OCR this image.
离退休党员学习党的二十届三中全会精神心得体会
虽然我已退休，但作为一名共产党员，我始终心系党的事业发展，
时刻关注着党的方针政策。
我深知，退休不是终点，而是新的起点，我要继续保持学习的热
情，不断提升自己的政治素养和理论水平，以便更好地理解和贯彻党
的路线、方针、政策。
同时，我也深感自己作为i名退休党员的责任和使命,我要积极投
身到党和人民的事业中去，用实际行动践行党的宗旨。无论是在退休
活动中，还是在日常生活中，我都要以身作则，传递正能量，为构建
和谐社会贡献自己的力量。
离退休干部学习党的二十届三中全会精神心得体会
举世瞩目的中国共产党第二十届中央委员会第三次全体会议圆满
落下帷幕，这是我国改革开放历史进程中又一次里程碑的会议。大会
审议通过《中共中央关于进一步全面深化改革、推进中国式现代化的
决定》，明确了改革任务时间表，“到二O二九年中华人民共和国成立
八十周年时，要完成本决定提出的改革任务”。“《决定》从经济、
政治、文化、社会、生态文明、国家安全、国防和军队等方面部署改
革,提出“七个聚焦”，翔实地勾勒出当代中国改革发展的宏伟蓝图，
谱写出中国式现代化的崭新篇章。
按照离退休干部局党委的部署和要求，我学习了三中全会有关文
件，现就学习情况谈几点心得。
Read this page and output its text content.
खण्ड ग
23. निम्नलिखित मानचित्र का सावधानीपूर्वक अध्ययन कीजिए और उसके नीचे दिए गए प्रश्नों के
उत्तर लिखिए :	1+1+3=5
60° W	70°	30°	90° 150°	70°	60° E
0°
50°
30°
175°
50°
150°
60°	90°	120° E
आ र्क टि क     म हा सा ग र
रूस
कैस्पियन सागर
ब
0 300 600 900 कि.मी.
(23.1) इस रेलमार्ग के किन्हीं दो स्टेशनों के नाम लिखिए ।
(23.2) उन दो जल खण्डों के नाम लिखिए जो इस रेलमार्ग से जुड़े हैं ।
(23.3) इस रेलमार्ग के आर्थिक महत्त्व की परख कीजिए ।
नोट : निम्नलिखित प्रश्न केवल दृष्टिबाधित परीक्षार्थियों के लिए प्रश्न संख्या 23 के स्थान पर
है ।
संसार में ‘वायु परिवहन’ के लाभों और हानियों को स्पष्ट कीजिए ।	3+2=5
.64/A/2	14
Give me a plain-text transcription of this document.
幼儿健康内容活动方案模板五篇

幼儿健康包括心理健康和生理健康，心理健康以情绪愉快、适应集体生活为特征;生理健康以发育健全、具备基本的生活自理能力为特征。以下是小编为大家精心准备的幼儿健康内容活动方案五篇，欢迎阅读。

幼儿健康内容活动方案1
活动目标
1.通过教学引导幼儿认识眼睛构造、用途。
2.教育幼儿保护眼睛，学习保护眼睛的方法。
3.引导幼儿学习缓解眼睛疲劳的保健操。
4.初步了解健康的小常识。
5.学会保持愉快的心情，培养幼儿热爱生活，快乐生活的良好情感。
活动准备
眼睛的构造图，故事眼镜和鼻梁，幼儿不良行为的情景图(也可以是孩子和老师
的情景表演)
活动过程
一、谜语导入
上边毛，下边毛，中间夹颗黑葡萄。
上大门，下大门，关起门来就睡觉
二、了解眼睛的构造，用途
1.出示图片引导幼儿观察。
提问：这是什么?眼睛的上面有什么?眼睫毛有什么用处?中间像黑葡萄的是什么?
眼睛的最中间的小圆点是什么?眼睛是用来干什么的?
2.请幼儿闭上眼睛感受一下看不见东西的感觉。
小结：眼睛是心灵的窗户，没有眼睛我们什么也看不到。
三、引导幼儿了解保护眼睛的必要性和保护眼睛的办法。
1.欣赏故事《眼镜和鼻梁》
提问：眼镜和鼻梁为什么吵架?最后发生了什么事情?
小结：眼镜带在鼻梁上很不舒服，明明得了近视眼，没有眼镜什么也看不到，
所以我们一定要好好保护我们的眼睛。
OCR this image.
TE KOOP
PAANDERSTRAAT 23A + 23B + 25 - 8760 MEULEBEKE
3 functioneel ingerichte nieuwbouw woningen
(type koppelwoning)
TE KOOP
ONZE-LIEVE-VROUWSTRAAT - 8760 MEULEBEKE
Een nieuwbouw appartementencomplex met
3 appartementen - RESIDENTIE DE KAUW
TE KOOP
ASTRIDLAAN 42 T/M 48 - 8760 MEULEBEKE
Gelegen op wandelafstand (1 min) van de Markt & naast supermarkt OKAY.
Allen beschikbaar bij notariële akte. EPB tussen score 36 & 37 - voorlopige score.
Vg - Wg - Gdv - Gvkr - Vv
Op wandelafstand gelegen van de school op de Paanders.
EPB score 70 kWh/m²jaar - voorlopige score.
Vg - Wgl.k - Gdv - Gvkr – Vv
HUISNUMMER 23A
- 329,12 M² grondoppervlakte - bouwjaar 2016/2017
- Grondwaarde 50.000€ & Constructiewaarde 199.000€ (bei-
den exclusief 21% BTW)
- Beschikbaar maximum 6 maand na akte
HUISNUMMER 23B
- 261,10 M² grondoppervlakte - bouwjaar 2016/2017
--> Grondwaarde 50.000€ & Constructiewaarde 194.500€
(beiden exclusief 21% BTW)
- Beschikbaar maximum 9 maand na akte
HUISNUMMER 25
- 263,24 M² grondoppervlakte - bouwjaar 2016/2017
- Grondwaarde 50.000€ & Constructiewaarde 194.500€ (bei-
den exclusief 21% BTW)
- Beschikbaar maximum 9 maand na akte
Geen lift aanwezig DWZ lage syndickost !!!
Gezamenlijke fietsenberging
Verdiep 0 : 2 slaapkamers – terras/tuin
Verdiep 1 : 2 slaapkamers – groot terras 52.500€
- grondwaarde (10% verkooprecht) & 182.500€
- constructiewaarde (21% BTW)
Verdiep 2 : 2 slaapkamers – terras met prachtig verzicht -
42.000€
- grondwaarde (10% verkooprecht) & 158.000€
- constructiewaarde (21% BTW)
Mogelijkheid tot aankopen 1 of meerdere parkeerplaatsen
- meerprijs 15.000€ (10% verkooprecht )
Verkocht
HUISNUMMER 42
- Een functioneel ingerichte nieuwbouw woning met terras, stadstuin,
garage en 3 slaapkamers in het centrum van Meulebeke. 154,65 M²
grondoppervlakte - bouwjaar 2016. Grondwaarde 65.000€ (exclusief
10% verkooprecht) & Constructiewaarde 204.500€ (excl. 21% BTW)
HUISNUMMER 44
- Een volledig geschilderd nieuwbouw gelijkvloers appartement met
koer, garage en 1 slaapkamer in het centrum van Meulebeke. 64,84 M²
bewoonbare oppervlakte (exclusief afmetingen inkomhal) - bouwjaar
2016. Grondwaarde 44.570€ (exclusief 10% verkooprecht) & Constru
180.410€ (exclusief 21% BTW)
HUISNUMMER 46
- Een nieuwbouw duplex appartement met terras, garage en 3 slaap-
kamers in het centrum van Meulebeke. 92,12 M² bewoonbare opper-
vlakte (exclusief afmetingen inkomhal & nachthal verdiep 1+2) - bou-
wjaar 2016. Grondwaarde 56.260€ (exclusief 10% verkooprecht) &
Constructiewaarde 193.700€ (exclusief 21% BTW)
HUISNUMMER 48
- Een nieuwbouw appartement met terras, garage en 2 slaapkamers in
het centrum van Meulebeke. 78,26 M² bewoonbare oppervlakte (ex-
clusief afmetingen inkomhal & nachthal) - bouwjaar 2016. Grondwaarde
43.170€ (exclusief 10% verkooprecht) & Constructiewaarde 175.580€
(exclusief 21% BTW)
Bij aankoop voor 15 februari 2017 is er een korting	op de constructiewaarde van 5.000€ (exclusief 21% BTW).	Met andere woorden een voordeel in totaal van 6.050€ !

+ + + + +

WHAT TO PRODUCE:
Above are the records; retype them all without a single difference.

RESPONSE TO THIS EXERCISE:
OCR this image.
离退休党员学习党的二十届三中全会精神心得体会
虽然我已退休，但作为一名共产党员，我始终心系党的事业发展，
时刻关注着党的方针政策。
我深知，退休不是终点，而是新的起点，我要继续保持学习的热
情，不断提升自己的政治素养和理论水平，以便更好地理解和贯彻党
的路线、方针、政策。
同时，我也深感自己作为i名退休党员的责任和使命,我要积极投
身到党和人民的事业中去，用实际行动践行党的宗旨。无论是在退休
活动中，还是在日常生活中，我都要以身作则，传递正能量，为构建
和谐社会贡献自己的力量。
离退休干部学习党的二十届三中全会精神心得体会
举世瞩目的中国共产党第二十届中央委员会第三次全体会议圆满
落下帷幕，这是我国改革开放历史进程中又一次里程碑的会议。大会
审议通过《中共中央关于进一步全面深化改革、推进中国式现代化的
决定》，明确了改革任务时间表，“到二O二九年中华人民共和国成立
八十周年时，要完成本决定提出的改革任务”。“《决定》从经济、
政治、文化、社会、生态文明、国家安全、国防和军队等方面部署改
革,提出“七个聚焦”，翔实地勾勒出当代中国改革发展的宏伟蓝图，
谱写出中国式现代化的崭新篇章。
按照离退休干部局党委的部署和要求，我学习了三中全会有关文
件，现就学习情况谈几点心得。
Read this page and output its text content.
खण्ड ग
23. निम्नलिखित मानचित्र का सावधानीपूर्वक अध्ययन कीजिए और उसके नीचे दिए गए प्रश्नों के
उत्तर लिखिए :	1+1+3=5
60° W	70°	30°	90° 150°	70°	60° E
0°
50°
30°
175°
50°
150°
60°	90°	120° E
आ र्क टि क     म हा सा ग र
रूस
कैस्पियन सागर
ब
0 300 600 900 कि.मी.
(23.1) इस रेलमार्ग के किन्हीं दो स्टेशनों के नाम लिखिए ।
(23.2) उन दो जल खण्डों के नाम लिखिए जो इस रेलमार्ग से जुड़े हैं ।
(23.3) इस रेलमार्ग के आर्थिक महत्त्व की परख कीजिए ।
नोट : निम्नलिखित प्रश्न केवल दृष्टिबाधित परीक्षार्थियों के लिए प्रश्न संख्या 23 के स्थान पर
है ।
संसार में ‘वायु परिवहन’ के लाभों और हानियों को स्पष्ट कीजिए ।	3+2=5
.64/A/2	14
Give me a plain-text transcription of this document.
幼儿健康内容活动方案模板五篇

幼儿健康包括心理健康和生理健康，心理健康以情绪愉快、适应集体生活为特征;生理健康以发育健全、具备基本的生活自理能力为特征。以下是小编为大家精心准备的幼儿健康内容活动方案五篇，欢迎阅读。

幼儿健康内容活动方案1
活动目标
1.通过教学引导幼儿认识眼睛构造、用途。
2.教育幼儿保护眼睛，学习保护眼睛的方法。
3.引导幼儿学习缓解眼睛疲劳的保健操。
4.初步了解健康的小常识。
5.学会保持愉快的心情，培养幼儿热爱生活，快乐生活的良好情感。
活动准备
眼睛的构造图，故事眼镜和鼻梁，幼儿不良行为的情景图(也可以是孩子和老师
的情景表演)
活动过程
一、谜语导入
上边毛，下边毛，中间夹颗黑葡萄。
上大门，下大门，关起门来就睡觉
二、了解眼睛的构造，用途
1.出示图片引导幼儿观察。
提问：这是什么?眼睛的上面有什么?眼睫毛有什么用处?中间像黑葡萄的是什么?
眼睛的最中间的小圆点是什么?眼睛是用来干什么的?
2.请幼儿闭上眼睛感受一下看不见东西的感觉。
小结：眼睛是心灵的窗户，没有眼睛我们什么也看不到。
三、引导幼儿了解保护眼睛的必要性和保护眼睛的办法。
1.欣赏故事《眼镜和鼻梁》
提问：眼镜和鼻梁为什么吵架?最后发生了什么事情?
小结：眼镜带在鼻梁上很不舒服，明明得了近视眼，没有眼镜什么也看不到，
所以我们一定要好好保护我们的眼睛。
OCR this image.
TE KOOP
PAANDERSTRAAT 23A + 23B + 25 - 8760 MEULEBEKE
3 functioneel ingerichte nieuwbouw woningen
(type koppelwoning)
TE KOOP
ONZE-LIEVE-VROUWSTRAAT - 8760 MEULEBEKE
Een nieuwbouw appartementencomplex met
3 appartementen - RESIDENTIE DE KAUW
TE KOOP
ASTRIDLAAN 42 T/M 48 - 8760 MEULEBEKE
Gelegen op wandelafstand (1 min) van de Markt & naast supermarkt OKAY.
Allen beschikbaar bij notariële akte. EPB tussen score 36 & 37 - voorlopige score.
Vg - Wg - Gdv - Gvkr - Vv
Op wandelafstand gelegen van de school op de Paanders.
EPB score 70 kWh/m²jaar - voorlopige score.
Vg - Wgl.k - Gdv - Gvkr – Vv
HUISNUMMER 23A
- 329,12 M² grondoppervlakte - bouwjaar 2016/2017
- Grondwaarde 50.000€ & Constructiewaarde 199.000€ (bei-
den exclusief 21% BTW)
- Beschikbaar maximum 6 maand na akte
HUISNUMMER 23B
- 261,10 M² grondoppervlakte - bouwjaar 2016/2017
--> Grondwaarde 50.000€ & Constructiewaarde 194.500€
(beiden exclusief 21% BTW)
- Beschikbaar maximum 9 maand na akte
HUISNUMMER 25
- 263,24 M² grondoppervlakte - bouwjaar 2016/2017
- Grondwaarde 50.000€ & Constructiewaarde 194.500€ (bei-
den exclusief 21% BTW)
- Beschikbaar maximum 9 maand na akte
Geen lift aanwezig DWZ lage syndickost !!!
Gezamenlijke fietsenberging
Verdiep 0 : 2 slaapkamers – terras/tuin
Verdiep 1 : 2 slaapkamers – groot terras 52.500€
- grondwaarde (10% verkooprecht) & 182.500€
- constructiewaarde (21% BTW)
Verdiep 2 : 2 slaapkamers – terras met prachtig verzicht -
42.000€
- grondwaarde (10% verkooprecht) & 158.000€
- constructiewaarde (21% BTW)
Mogelijkheid tot aankopen 1 of meerdere parkeerplaatsen
- meerprijs 15.000€ (10% verkooprecht )
Verkocht
HUISNUMMER 42
- Een functioneel ingerichte nieuwbouw woning met terras, stadstuin,
garage en 3 slaapkamers in het centrum van Meulebeke. 154,65 M²
grondoppervlakte - bouwjaar 2016. Grondwaarde 65.000€ (exclusief
10% verkooprecht) & Constructiewaarde 204.500€ (excl. 21% BTW)
HUISNUMMER 44
- Een volledig geschilderd nieuwbouw gelijkvloers appartement met
koer, garage en 1 slaapkamer in het centrum van Meulebeke. 64,84 M²
bewoonbare oppervlakte (exclusief afmetingen inkomhal) - bouwjaar
2016. Grondwaarde 44.570€ (exclusief 10% verkooprecht) & Constru
180.410€ (exclusief 21% BTW)
HUISNUMMER 46
- Een nieuwbouw duplex appartement met terras, garage en 3 slaap-
kamers in het centrum van Meulebeke. 92,12 M² bewoonbare opper-
vlakte (exclusief afmetingen inkomhal & nachthal verdiep 1+2) - bou-
wjaar 2016. Grondwaarde 56.260€ (exclusief 10% verkooprecht) &
Constructiewaarde 193.700€ (exclusief 21% BTW)
HUISNUMMER 48
- Een nieuwbouw appartement met terras, garage en 2 slaapkamers in
het centrum van Meulebeke. 78,26 M² bewoonbare oppervlakte (ex-
clusief afmetingen inkomhal & nachthal) - bouwjaar 2016. Grondwaarde
43.170€ (exclusief 10% verkooprecht) & Constructiewaarde 175.580€
(exclusief 21% BTW)
Bij aankoop voor 15 februari 2017 is er een korting	op de constructiewaarde van 5.000€ (exclusief 21% BTW).	Met andere woorden een voordeel in totaal van 6.050€ !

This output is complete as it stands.